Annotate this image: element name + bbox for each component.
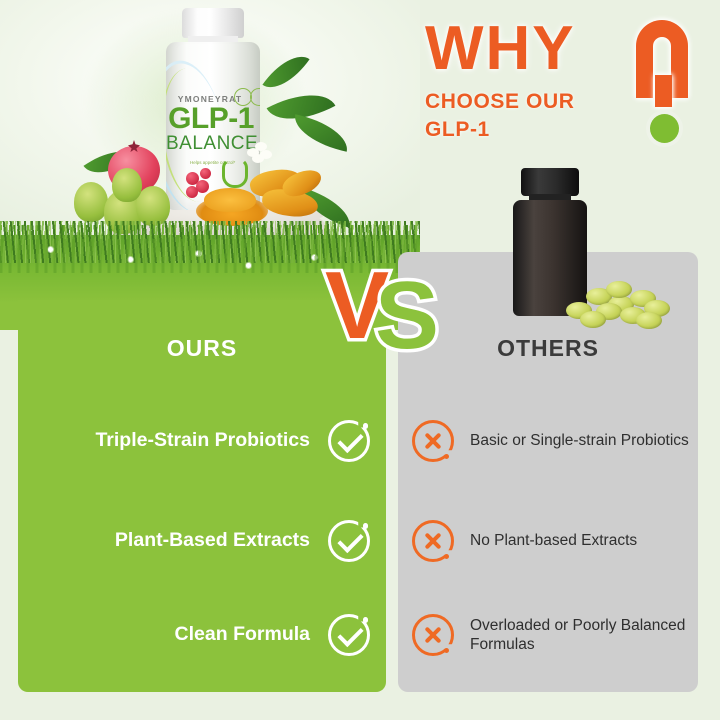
others-feature-row: No Plant-based Extracts bbox=[412, 518, 690, 564]
ours-feature-row: Triple-Strain Probiotics bbox=[40, 418, 370, 464]
others-feature-label: No Plant-based Extracts bbox=[470, 531, 637, 550]
bottle-body: YMONEYRAT GLP-1 BALANCE Helps appetite c… bbox=[166, 42, 260, 210]
check-ring-dot bbox=[363, 423, 369, 429]
headline-sub-line-2: GLP-1 bbox=[425, 116, 575, 144]
ours-feature-row: Clean Formula bbox=[40, 612, 370, 658]
others-heading: OTHERS bbox=[398, 335, 698, 362]
x-circle-icon bbox=[412, 520, 454, 562]
others-feature-row: Basic or Single-strain Probiotics bbox=[412, 418, 690, 464]
question-mark-stem bbox=[655, 75, 672, 107]
ours-feature-label: Triple-Strain Probiotics bbox=[95, 429, 310, 452]
product-name: GLP-1 bbox=[166, 104, 256, 134]
white-flower bbox=[247, 142, 273, 164]
x-circle-icon bbox=[412, 420, 454, 462]
headline-why: WHY bbox=[425, 18, 576, 80]
ours-feature-row: Plant-Based Extracts bbox=[40, 518, 370, 564]
question-mark-dot bbox=[650, 114, 679, 143]
check-circle-icon bbox=[328, 614, 370, 656]
berry-cluster bbox=[200, 168, 211, 179]
headline-subtitle: CHOOSE OUR GLP-1 bbox=[425, 88, 575, 145]
gut-health-icon bbox=[216, 154, 250, 188]
competitor-bottle-body bbox=[513, 200, 587, 316]
others-feature-row: Overloaded or Poorly Balanced Formulas bbox=[412, 612, 690, 658]
ours-feature-label: Clean Formula bbox=[175, 623, 310, 646]
x-ring-dot bbox=[444, 454, 450, 460]
competitor-bottle bbox=[513, 168, 587, 316]
others-feature-label: Basic or Single-strain Probiotics bbox=[470, 431, 689, 450]
check-ring-dot bbox=[363, 523, 369, 529]
infographic-canvas: YMONEYRAT GLP-1 BALANCE Helps appetite c… bbox=[0, 0, 720, 720]
competitor-bottle-cap bbox=[521, 168, 579, 196]
bottle-cap bbox=[182, 8, 244, 38]
x-circle-icon bbox=[412, 614, 454, 656]
check-circle-icon bbox=[328, 420, 370, 462]
headline-sub-line-1: CHOOSE OUR bbox=[425, 88, 575, 116]
hops-cone bbox=[74, 182, 108, 222]
x-ring-dot bbox=[444, 554, 450, 560]
product-subtitle: BALANCE bbox=[166, 134, 256, 153]
berry-cluster bbox=[186, 186, 198, 198]
question-mark-icon bbox=[632, 20, 700, 140]
ours-heading: OURS bbox=[18, 335, 386, 362]
check-ring-dot bbox=[363, 617, 369, 623]
turmeric-powder bbox=[204, 188, 256, 212]
others-feature-label: Overloaded or Poorly Balanced Formulas bbox=[470, 616, 690, 655]
x-ring-dot bbox=[444, 648, 450, 654]
check-circle-icon bbox=[328, 520, 370, 562]
ours-feature-label: Plant-Based Extracts bbox=[115, 529, 310, 552]
hops-cone bbox=[112, 168, 142, 202]
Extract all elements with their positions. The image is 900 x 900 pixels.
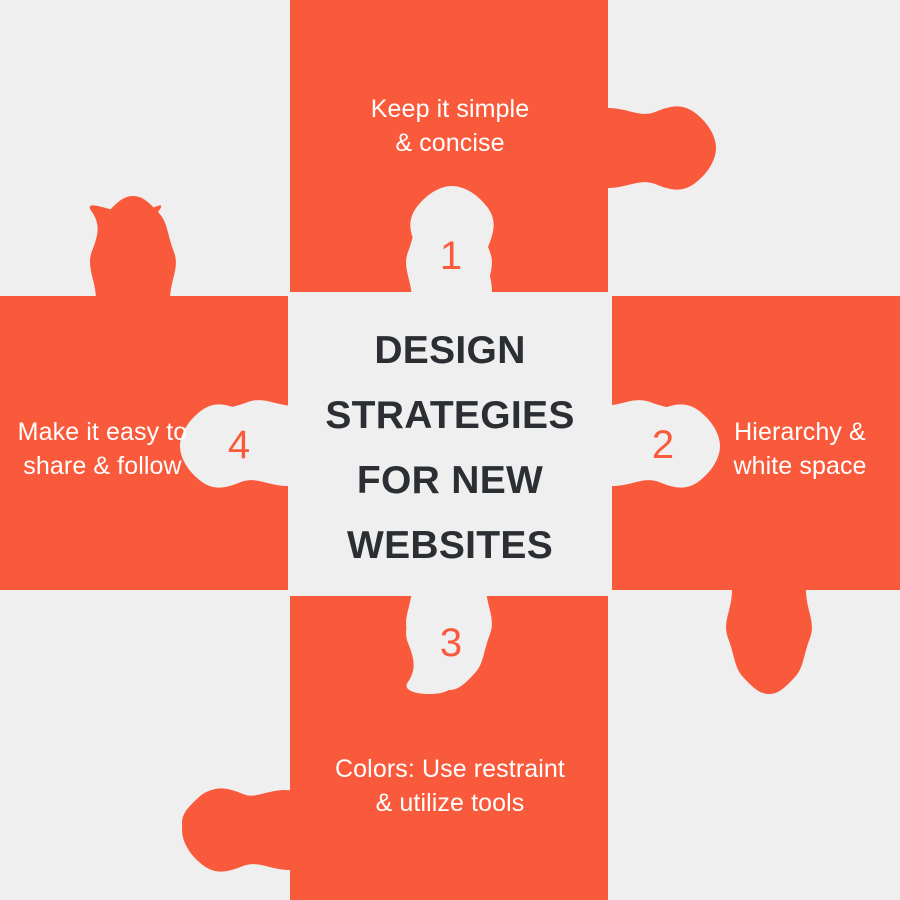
- puzzle-diagram: [0, 0, 900, 900]
- infographic-canvas: DESIGN STRATEGIES FOR NEW WEBSITES Keep …: [0, 0, 900, 900]
- center-body: [292, 296, 606, 590]
- puzzle-knob-bottom-left: [182, 789, 286, 856]
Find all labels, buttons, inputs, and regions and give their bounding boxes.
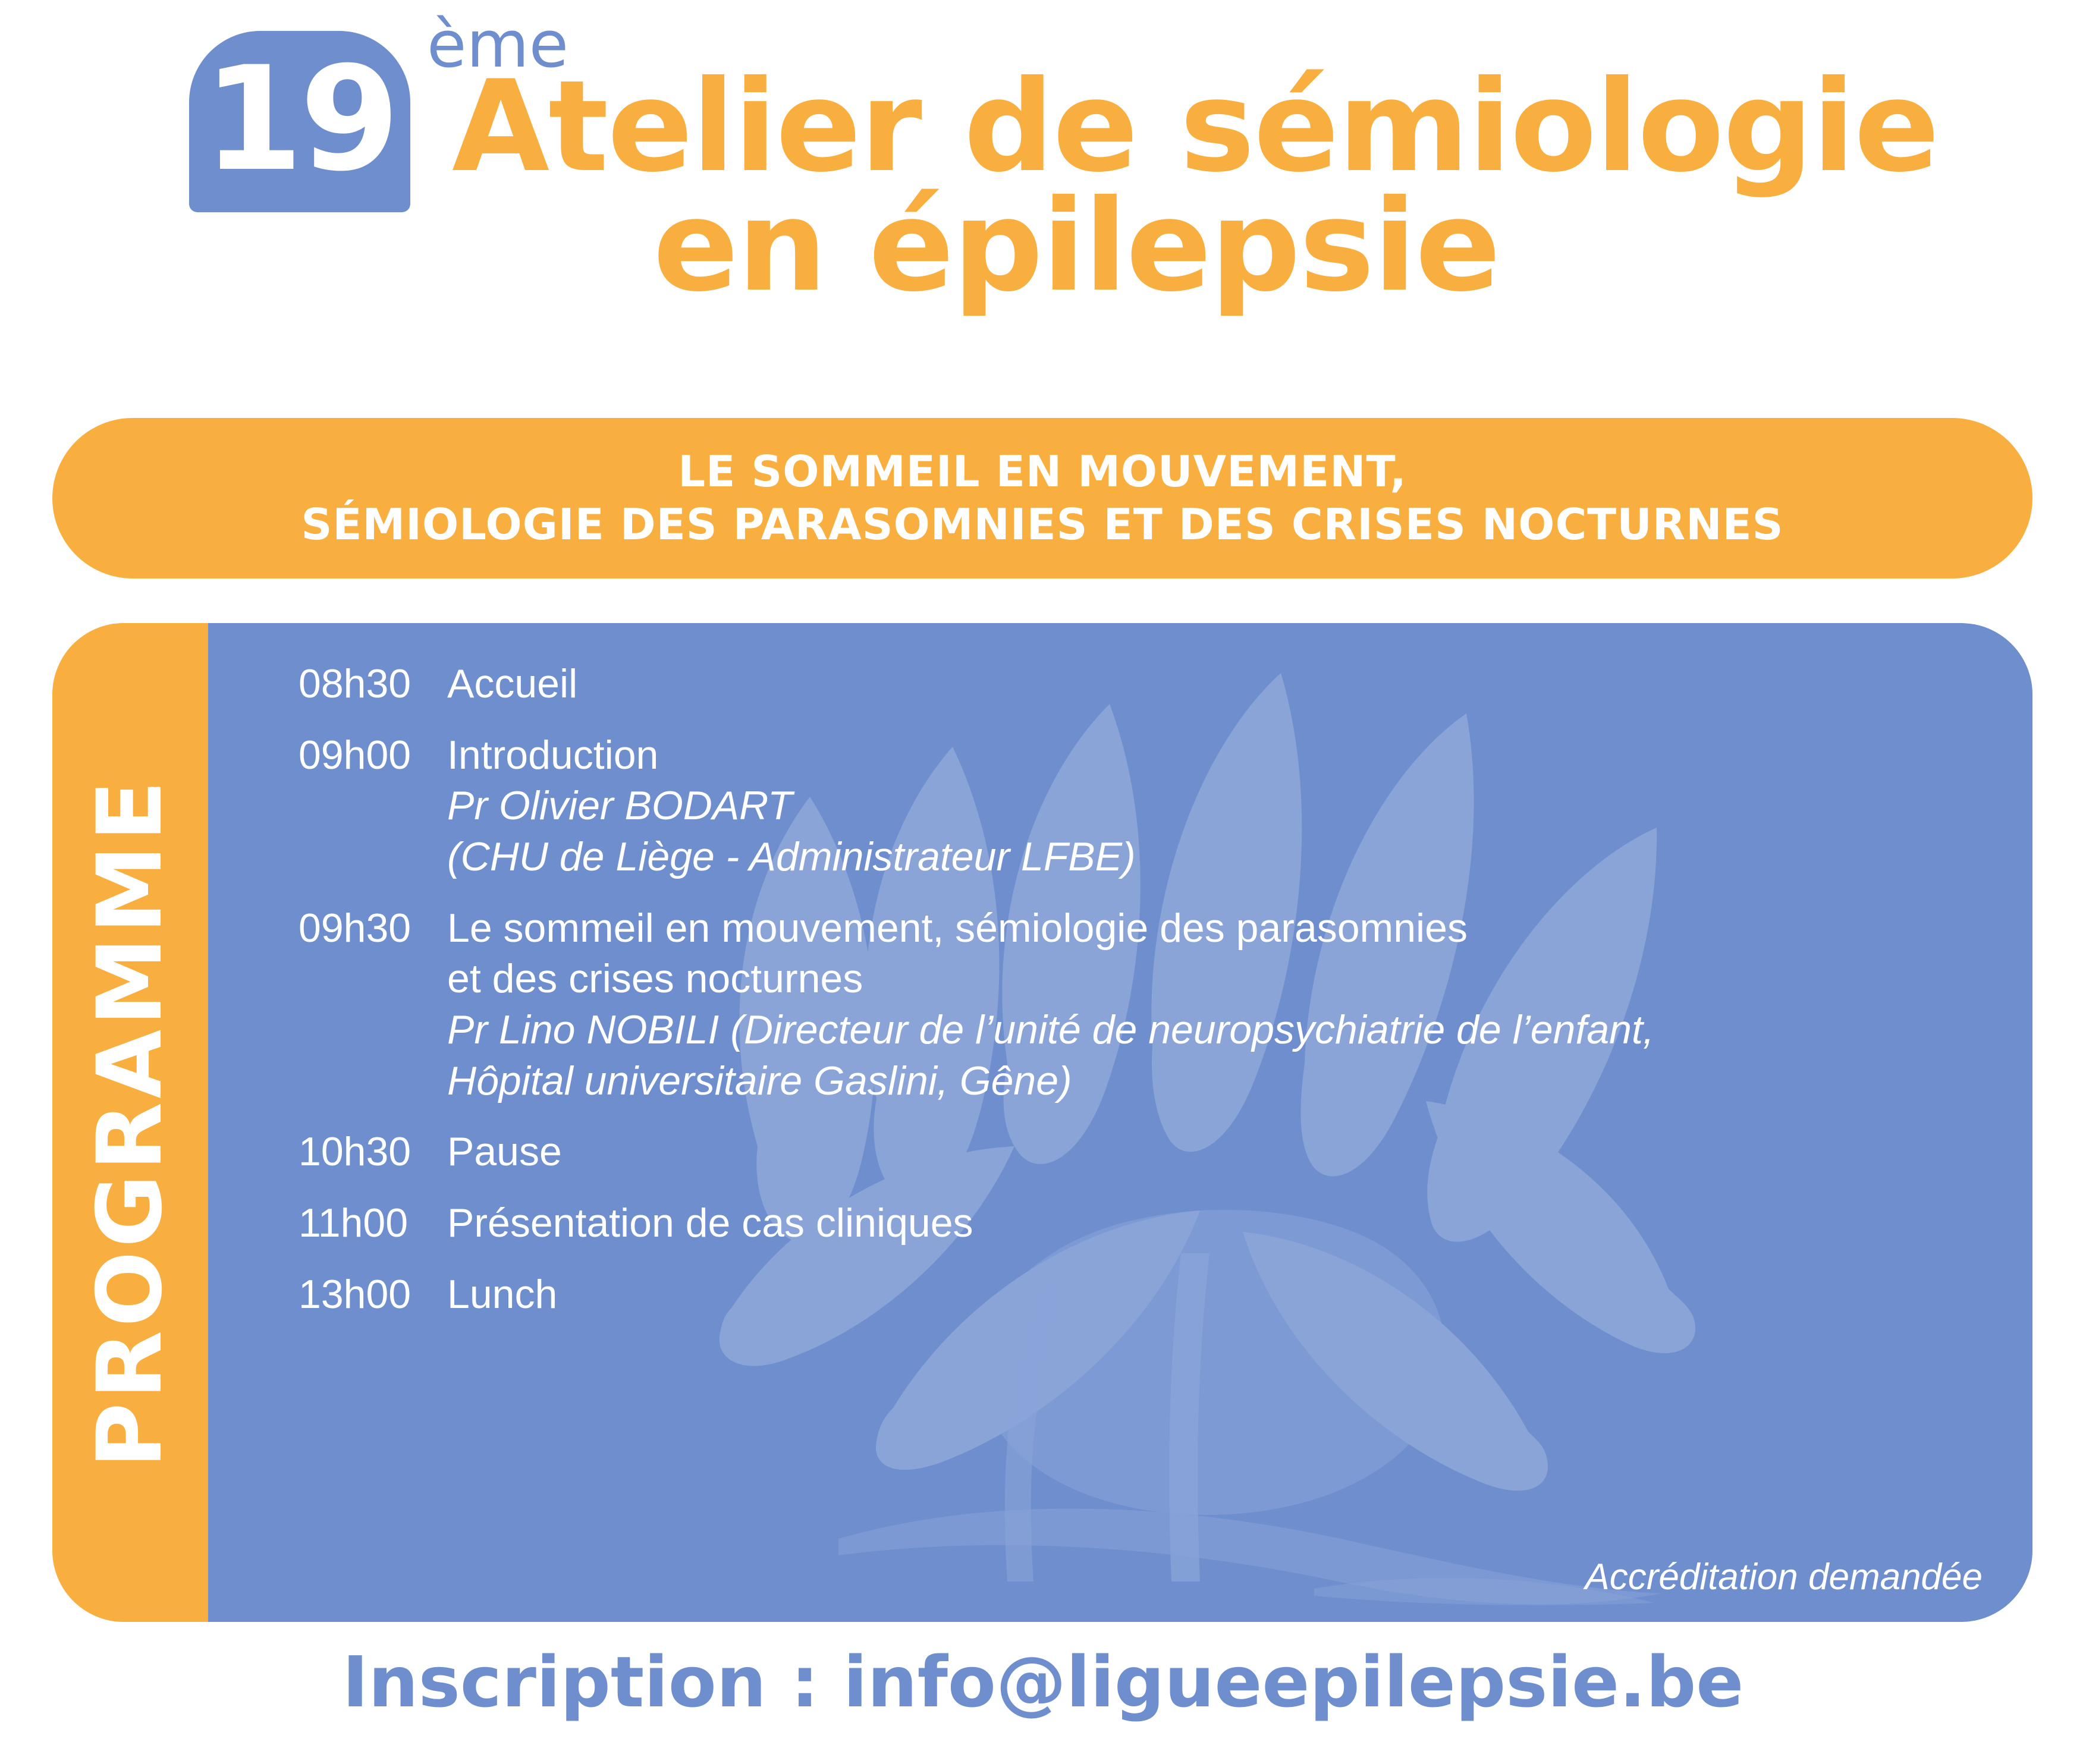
schedule-detail: Lunch — [447, 1269, 2011, 1320]
subtitle-line-1: LE SOMMEIL EN MOUVEMENT, — [678, 445, 1406, 498]
schedule-row: 09h30 Le sommeil en mouvement, sémiologi… — [299, 903, 2011, 1107]
edition-number-badge: 19 — [189, 31, 410, 212]
schedule-speaker-line: Pr Lino NOBILI (Directeur de l’unité de … — [447, 1005, 2011, 1056]
programme-panel: PROGRAMME — [52, 623, 2032, 1622]
page-title-line-2: en épilepsie — [416, 186, 2022, 306]
schedule-detail-line: Le sommeil en mouvement, sémiologie des … — [447, 903, 2011, 954]
schedule-time: 10h30 — [299, 1127, 447, 1178]
schedule-time: 11h00 — [299, 1198, 447, 1249]
schedule-row: 08h30 Accueil — [299, 659, 2011, 710]
schedule-detail-line: Accueil — [447, 659, 2011, 710]
schedule-detail-line: Présentation de cas cliniques — [447, 1198, 2011, 1249]
schedule-detail-line: Lunch — [447, 1269, 2011, 1320]
schedule-affiliation-line: Hôpital universitaire Gaslini, Gêne) — [447, 1056, 2011, 1107]
edition-number-text: 19 — [203, 48, 397, 191]
programme-body: 08h30 Accueil 09h00 Introduction Pr Oliv… — [208, 623, 2032, 1622]
schedule-time: 09h30 — [299, 903, 447, 954]
schedule-detail: Introduction Pr Olivier BODART (CHU de L… — [447, 730, 2011, 883]
schedule-row: 09h00 Introduction Pr Olivier BODART (CH… — [299, 730, 2011, 883]
page-title-line-1: Atelier de sémiologie — [416, 67, 2022, 186]
programme-sidebar-label: PROGRAMME — [86, 777, 175, 1469]
schedule-affiliation-line: (CHU de Liège - Administrateur LFBE) — [447, 832, 2011, 883]
schedule-row: 10h30 Pause — [299, 1127, 2011, 1178]
registration-email-link[interactable]: Inscription : info@ligueepilepsie.be — [343, 1641, 1744, 1723]
schedule-detail: Accueil — [447, 659, 2011, 710]
schedule-time: 08h30 — [299, 659, 447, 710]
schedule-detail-line: Introduction — [447, 730, 2011, 781]
schedule-detail: Le sommeil en mouvement, sémiologie des … — [447, 903, 2011, 1107]
poster-header: 19 ème Atelier de sémiologie en épilepsi… — [0, 0, 2086, 410]
schedule-speaker-line: Pr Olivier BODART — [447, 781, 2011, 832]
registration-footer: Inscription : info@ligueepilepsie.be — [0, 1647, 2086, 1717]
subtitle-line-2: SÉMIOLOGIE DES PARASOMNIES ET DES CRISES… — [301, 498, 1783, 551]
page-title: Atelier de sémiologie en épilepsie — [416, 67, 2022, 306]
schedule-row: 13h00 Lunch — [299, 1269, 2011, 1320]
schedule-detail: Pause — [447, 1127, 2011, 1178]
accreditation-note: Accréditation demandée — [1585, 1559, 1983, 1596]
programme-sidebar: PROGRAMME — [52, 623, 208, 1622]
schedule-list: 08h30 Accueil 09h00 Introduction Pr Oliv… — [299, 659, 2011, 1340]
schedule-row: 11h00 Présentation de cas cliniques — [299, 1198, 2011, 1249]
schedule-time: 13h00 — [299, 1269, 447, 1320]
schedule-detail-line: Pause — [447, 1127, 2011, 1178]
schedule-detail-line: et des crises nocturnes — [447, 954, 2011, 1005]
schedule-detail: Présentation de cas cliniques — [447, 1198, 2011, 1249]
subtitle-banner: LE SOMMEIL EN MOUVEMENT, SÉMIOLOGIE DES … — [52, 418, 2032, 578]
schedule-time: 09h00 — [299, 730, 447, 781]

==*==

* [Problem statement]:
Write out all of the rows above without changing a single character, and leave out the pictures.

* [Response to the task]:
Annotate this image: element name + bbox for each component.
others-feature-row: No Plant-based Extracts bbox=[412, 518, 690, 564]
ours-feature-row: Triple-Strain Probiotics bbox=[40, 418, 370, 464]
others-feature-label: No Plant-based Extracts bbox=[470, 531, 637, 550]
bottle-body: YMONEYRAT GLP-1 BALANCE Helps appetite c… bbox=[166, 42, 260, 210]
check-ring-dot bbox=[363, 423, 369, 429]
headline-sub-line-2: GLP-1 bbox=[425, 116, 575, 144]
ours-feature-row: Clean Formula bbox=[40, 612, 370, 658]
others-heading: OTHERS bbox=[398, 335, 698, 362]
x-circle-icon bbox=[412, 520, 454, 562]
others-feature-row: Basic or Single-strain Probiotics bbox=[412, 418, 690, 464]
question-mark-stem bbox=[655, 75, 672, 107]
ours-feature-label: Triple-Strain Probiotics bbox=[95, 429, 310, 452]
product-name: GLP-1 bbox=[166, 104, 256, 134]
white-flower bbox=[247, 142, 273, 164]
x-circle-icon bbox=[412, 420, 454, 462]
headline-why: WHY bbox=[425, 18, 576, 80]
ours-feature-row: Plant-Based Extracts bbox=[40, 518, 370, 564]
question-mark-dot bbox=[650, 114, 679, 143]
check-circle-icon bbox=[328, 614, 370, 656]
berry-cluster bbox=[200, 168, 211, 179]
headline-subtitle: CHOOSE OUR GLP-1 bbox=[425, 88, 575, 145]
gut-health-icon bbox=[216, 154, 250, 188]
competitor-bottle-body bbox=[513, 200, 587, 316]
others-feature-row: Overloaded or Poorly Balanced Formulas bbox=[412, 612, 690, 658]
ours-feature-label: Clean Formula bbox=[175, 623, 310, 646]
x-ring-dot bbox=[444, 454, 450, 460]
competitor-bottle bbox=[513, 168, 587, 316]
others-feature-label: Basic or Single-strain Probiotics bbox=[470, 431, 689, 450]
check-ring-dot bbox=[363, 523, 369, 529]
infographic-canvas: YMONEYRAT GLP-1 BALANCE Helps appetite c… bbox=[0, 0, 720, 720]
competitor-bottle-cap bbox=[521, 168, 579, 196]
bottle-cap bbox=[182, 8, 244, 38]
x-circle-icon bbox=[412, 614, 454, 656]
check-circle-icon bbox=[328, 420, 370, 462]
headline-sub-line-1: CHOOSE OUR bbox=[425, 88, 575, 116]
hops-cone bbox=[74, 182, 108, 222]
x-ring-dot bbox=[444, 554, 450, 560]
product-subtitle: BALANCE bbox=[166, 134, 256, 153]
berry-cluster bbox=[186, 186, 198, 198]
question-mark-icon bbox=[632, 20, 700, 140]
ours-heading: OURS bbox=[18, 335, 386, 362]
check-ring-dot bbox=[363, 617, 369, 623]
turmeric-powder bbox=[204, 188, 256, 212]
others-feature-label: Overloaded or Poorly Balanced Formulas bbox=[470, 616, 690, 655]
x-ring-dot bbox=[444, 648, 450, 654]
check-circle-icon bbox=[328, 520, 370, 562]
ours-feature-label: Plant-Based Extracts bbox=[115, 529, 310, 552]
hops-cone bbox=[112, 168, 142, 202]
Extract all elements with their positions. The image is 900 x 900 pixels.
- puzzle-diagram: [0, 0, 900, 900]
- infographic-canvas: DESIGN STRATEGIES FOR NEW WEBSITES Keep …: [0, 0, 900, 900]
- center-body: [292, 296, 606, 590]
- puzzle-knob-bottom-left: [182, 789, 286, 856]
Find all labels, buttons, inputs, and regions and give their bounding boxes.
schedule-detail: Lunch — [447, 1269, 2011, 1320]
subtitle-line-1: LE SOMMEIL EN MOUVEMENT, — [678, 445, 1406, 498]
schedule-row: 09h30 Le sommeil en mouvement, sémiologi… — [299, 903, 2011, 1107]
edition-number-badge: 19 — [189, 31, 410, 212]
schedule-speaker-line: Pr Lino NOBILI (Directeur de l’unité de … — [447, 1005, 2011, 1056]
programme-panel: PROGRAMME — [52, 623, 2032, 1622]
page-title-line-2: en épilepsie — [416, 186, 2022, 306]
schedule-detail-line: Le sommeil en mouvement, sémiologie des … — [447, 903, 2011, 954]
schedule-time: 10h30 — [299, 1127, 447, 1178]
schedule-time: 11h00 — [299, 1198, 447, 1249]
schedule-row: 08h30 Accueil — [299, 659, 2011, 710]
schedule-detail-line: Accueil — [447, 659, 2011, 710]
schedule-detail-line: Présentation de cas cliniques — [447, 1198, 2011, 1249]
schedule-detail-line: Lunch — [447, 1269, 2011, 1320]
schedule-affiliation-line: Hôpital universitaire Gaslini, Gêne) — [447, 1056, 2011, 1107]
edition-number-text: 19 — [203, 48, 397, 191]
programme-body: 08h30 Accueil 09h00 Introduction Pr Oliv… — [208, 623, 2032, 1622]
schedule-time: 09h30 — [299, 903, 447, 954]
schedule-detail: Introduction Pr Olivier BODART (CHU de L… — [447, 730, 2011, 883]
schedule-row: 09h00 Introduction Pr Olivier BODART (CH… — [299, 730, 2011, 883]
page-title-line-1: Atelier de sémiologie — [416, 67, 2022, 186]
programme-sidebar-label: PROGRAMME — [86, 777, 175, 1469]
schedule-affiliation-line: (CHU de Liège - Administrateur LFBE) — [447, 832, 2011, 883]
schedule-row: 10h30 Pause — [299, 1127, 2011, 1178]
registration-email-link[interactable]: Inscription : info@ligueepilepsie.be — [343, 1641, 1744, 1723]
schedule-detail: Accueil — [447, 659, 2011, 710]
schedule-time: 08h30 — [299, 659, 447, 710]
schedule-detail-line: Introduction — [447, 730, 2011, 781]
schedule-detail: Le sommeil en mouvement, sémiologie des … — [447, 903, 2011, 1107]
poster-header: 19 ème Atelier de sémiologie en épilepsi… — [0, 0, 2086, 410]
schedule-speaker-line: Pr Olivier BODART — [447, 781, 2011, 832]
registration-footer: Inscription : info@ligueepilepsie.be — [0, 1647, 2086, 1717]
subtitle-line-2: SÉMIOLOGIE DES PARASOMNIES ET DES CRISES… — [301, 498, 1783, 551]
page-title: Atelier de sémiologie en épilepsie — [416, 67, 2022, 306]
schedule-row: 13h00 Lunch — [299, 1269, 2011, 1320]
schedule-detail: Pause — [447, 1127, 2011, 1178]
accreditation-note: Accréditation demandée — [1585, 1559, 1983, 1596]
programme-sidebar: PROGRAMME — [52, 623, 208, 1622]
schedule-list: 08h30 Accueil 09h00 Introduction Pr Oliv… — [299, 659, 2011, 1340]
schedule-row: 11h00 Présentation de cas cliniques — [299, 1198, 2011, 1249]
schedule-time: 13h00 — [299, 1269, 447, 1320]
schedule-detail-line: Pause — [447, 1127, 2011, 1178]
schedule-detail-line: et des crises nocturnes — [447, 954, 2011, 1005]
schedule-detail: Présentation de cas cliniques — [447, 1198, 2011, 1249]
subtitle-banner: LE SOMMEIL EN MOUVEMENT, SÉMIOLOGIE DES … — [52, 418, 2032, 578]
schedule-time: 09h00 — [299, 730, 447, 781]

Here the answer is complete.